### [Goal 1]
In the entries, from the start up to and including the line with "Output each element", swap every "interactable" for "clickable" and leave everything else unchanged. Omit the pictures from your answer.
### [Goal 2]
Carry on the page text about the Python order-approval exercise from the point where it stops.

### [Page text]
================================

Week 2 Goal: Create a Python program that uses if/else statements, loops, and functions to process order and supplier data. 
Load the supply chain dataset for the first time and explore its structure.

Task 1 : Using if/else statements, write code that: 
•   Takes an order value as input 
•	Checks if the order exceeds a threshold (10000) 
•	Prints an appropriate approval message

In [1]:
order_value = int(input("Enter the order value: "))

if order_value > 10000:
    print("Order value exceeded")
else:
    print("Order value approved")

Order value approved


Task 2: Create a list of order values and use a for loop to: 
•	Check each order 
•	Apply the same logic from Task 1 to each one 
•	Print results for all orders 

In [2]:
order_list = [2000, 56000, 3400, 1000, 54990, 10000] # Sample list of order values

for order_value in order_list: # iterate through every item in the list
    if order_value > 10000:
        print(f"{order_value}: Order value exceeded")
    else:
        print(f"{order_value}: Order value approved")

================================

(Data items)

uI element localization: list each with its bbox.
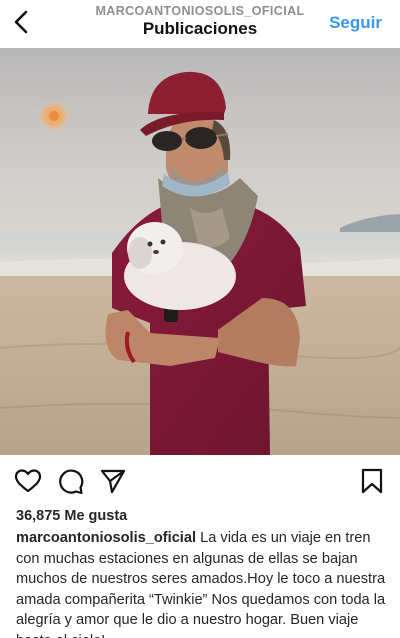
heart-icon — [14, 469, 42, 493]
caption-text: La vida es un viaje en tren con muchas e… — [16, 530, 386, 638]
top-nav-bar: MARCOANTONIOSOLIS_OFICIAL Publicaciones … — [0, 0, 400, 46]
comment-button[interactable] — [56, 467, 84, 495]
save-button[interactable] — [358, 467, 386, 495]
likes-count[interactable]: 36,875 Me gusta — [16, 508, 127, 524]
post-image — [0, 48, 400, 455]
post-caption: marcoantoniosolis_oficial La vida es un … — [16, 528, 388, 638]
share-button[interactable] — [99, 467, 127, 495]
post-photo[interactable] — [0, 48, 400, 455]
send-icon — [100, 469, 126, 494]
post-action-bar — [0, 455, 400, 505]
follow-button[interactable]: Seguir — [329, 13, 382, 33]
caption-username[interactable]: marcoantoniosolis_oficial — [16, 530, 196, 546]
comment-icon — [59, 469, 84, 495]
bookmark-icon — [361, 468, 383, 494]
like-button[interactable] — [14, 467, 42, 495]
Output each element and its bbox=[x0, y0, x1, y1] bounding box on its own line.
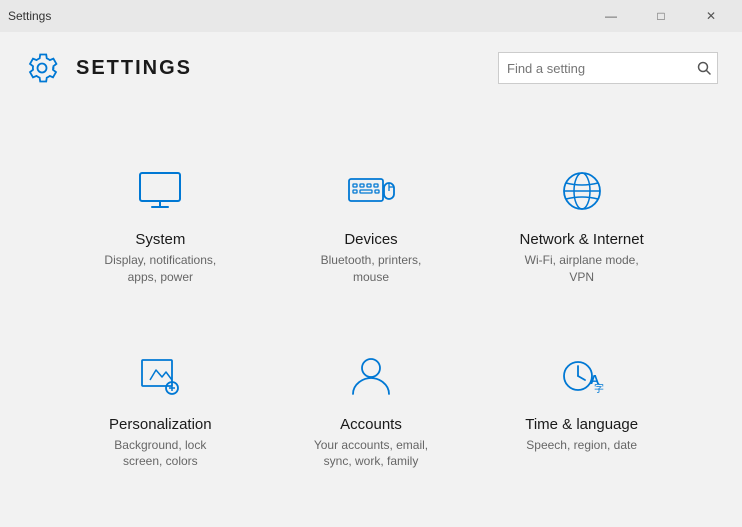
svg-text:字: 字 bbox=[594, 382, 604, 395]
page-title: SETTINGS bbox=[76, 57, 192, 80]
personalization-desc: Background, lockscreen, colors bbox=[114, 437, 206, 471]
settings-grid: System Display, notifications,apps, powe… bbox=[60, 141, 682, 490]
system-desc: Display, notifications,apps, power bbox=[104, 252, 216, 286]
devices-name: Devices bbox=[344, 231, 397, 248]
network-icon bbox=[552, 161, 612, 221]
title-bar-controls: — □ ✕ bbox=[588, 0, 734, 32]
time-icon: A 字 bbox=[552, 346, 612, 406]
setting-item-time[interactable]: A 字 Time & language Speech, region, date bbox=[481, 326, 682, 491]
header: SETTINGS bbox=[0, 32, 742, 104]
personalization-name: Personalization bbox=[109, 416, 212, 433]
header-left: SETTINGS bbox=[24, 50, 192, 86]
search-input[interactable] bbox=[499, 61, 691, 76]
search-icon bbox=[691, 52, 717, 84]
time-desc: Speech, region, date bbox=[526, 437, 637, 454]
settings-window: Settings — □ ✕ SETTINGS bbox=[0, 0, 742, 527]
gear-icon bbox=[24, 50, 60, 86]
accounts-name: Accounts bbox=[340, 416, 402, 433]
title-bar-left: Settings bbox=[8, 9, 51, 23]
search-box[interactable] bbox=[498, 52, 718, 84]
accounts-icon bbox=[341, 346, 401, 406]
setting-item-system[interactable]: System Display, notifications,apps, powe… bbox=[60, 141, 261, 306]
personalization-icon bbox=[130, 346, 190, 406]
title-bar: Settings — □ ✕ bbox=[0, 0, 742, 32]
setting-item-personalization[interactable]: Personalization Background, lockscreen, … bbox=[60, 326, 261, 491]
time-name: Time & language bbox=[525, 416, 638, 433]
setting-item-accounts[interactable]: Accounts Your accounts, email,sync, work… bbox=[271, 326, 472, 491]
network-desc: Wi-Fi, airplane mode,VPN bbox=[525, 252, 639, 286]
devices-desc: Bluetooth, printers,mouse bbox=[321, 252, 422, 286]
accounts-desc: Your accounts, email,sync, work, family bbox=[314, 437, 428, 471]
maximize-button[interactable]: □ bbox=[638, 0, 684, 32]
system-icon bbox=[130, 161, 190, 221]
main-content: System Display, notifications,apps, powe… bbox=[0, 104, 742, 527]
setting-item-devices[interactable]: Devices Bluetooth, printers,mouse bbox=[271, 141, 472, 306]
system-name: System bbox=[135, 231, 185, 248]
setting-item-network[interactable]: Network & Internet Wi-Fi, airplane mode,… bbox=[481, 141, 682, 306]
close-button[interactable]: ✕ bbox=[688, 0, 734, 32]
minimize-button[interactable]: — bbox=[588, 0, 634, 32]
network-name: Network & Internet bbox=[520, 231, 644, 248]
devices-icon bbox=[341, 161, 401, 221]
window-title: Settings bbox=[8, 9, 51, 23]
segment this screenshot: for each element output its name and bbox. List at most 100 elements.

================================

### [Exercise response 1]
uI element localization: list each with its bbox.
heart-icon — [14, 469, 42, 493]
caption-text: La vida es un viaje en tren con muchas e… — [16, 530, 386, 638]
top-nav-bar: MARCOANTONIOSOLIS_OFICIAL Publicaciones … — [0, 0, 400, 46]
comment-button[clickable] — [56, 467, 84, 495]
save-button[clickable] — [358, 467, 386, 495]
likes-count[clickable]: 36,875 Me gusta — [16, 508, 127, 524]
post-image — [0, 48, 400, 455]
post-caption: marcoantoniosolis_oficial La vida es un … — [16, 528, 388, 638]
share-button[clickable] — [99, 467, 127, 495]
post-photo[clickable] — [0, 48, 400, 455]
send-icon — [100, 469, 126, 494]
post-action-bar — [0, 455, 400, 505]
follow-button[clickable]: Seguir — [329, 13, 382, 33]
caption-username[clickable]: marcoantoniosolis_oficial — [16, 530, 196, 546]
comment-icon — [59, 469, 84, 495]
bookmark-icon — [361, 468, 383, 494]
like-button[clickable] — [14, 467, 42, 495]
Output each element and its bbox=[x0, y0, x1, y1] bounding box on its own line.

### [Exercise response 2]
2000: Order value approved
56000: Order value exceeded
3400: Order value approved
1000: Order value approved
54990: Order value exceeded
10000: Order value approved


Task 3: Create a function called check_supplier_status that: 
•	Takes supplier_name and on_time_rate as parameters 
•	Returns a status based on the on_time_rate 
•	Test it with at least 3 different suppliers 

In [3]:
def check_supplier_status(supplier_name, on_time_rate): # a check_supplier_status function was defined
        
        """
        Checks the status of the supplier based on the time rate
        Takes supplier name and on time rate as parameters
        Returns a status based on the time rate.

        """
        if on_time_rate >= 0.90:
            return f"{supplier_name}: Preferred supplier"
        elif on_time_rate >= 0.80:
            return f"{supplier_name}: Approved supplier"
        else:
            return f"{supplier_name}: Pending approval"
        
print(check_supplier_status.__doc__) # prints the documentation of the function
print(check_supplier_status("SupplierA", 0.50))
print(check_supplier_status("SupplierB", 0.97))
print(check_supplier_status("SupplierC", 0.81))
print(check_supplier_status("SupplierD", 0.45))
print(check_supplier_status("SupplierE", 0.67))
print(check_supplier_status("SupplierF", 1))


Checks the status of the supplier based on the time rate
Takes supplier name and on time rate as parameters
Returns a status based on the time rate.


SupplierA: Pending approval
SupplierB: Preferred supplier
SupplierC: Approved supplier
SupplierD: Pending approval
SupplierE: Pending approval
SupplierF: Preferred supplier


Task 4: You have been provided with a CSV file with supply chain data containing columns like: order_id, product_name, quantity, supplier_name, cost, delivery_date, status.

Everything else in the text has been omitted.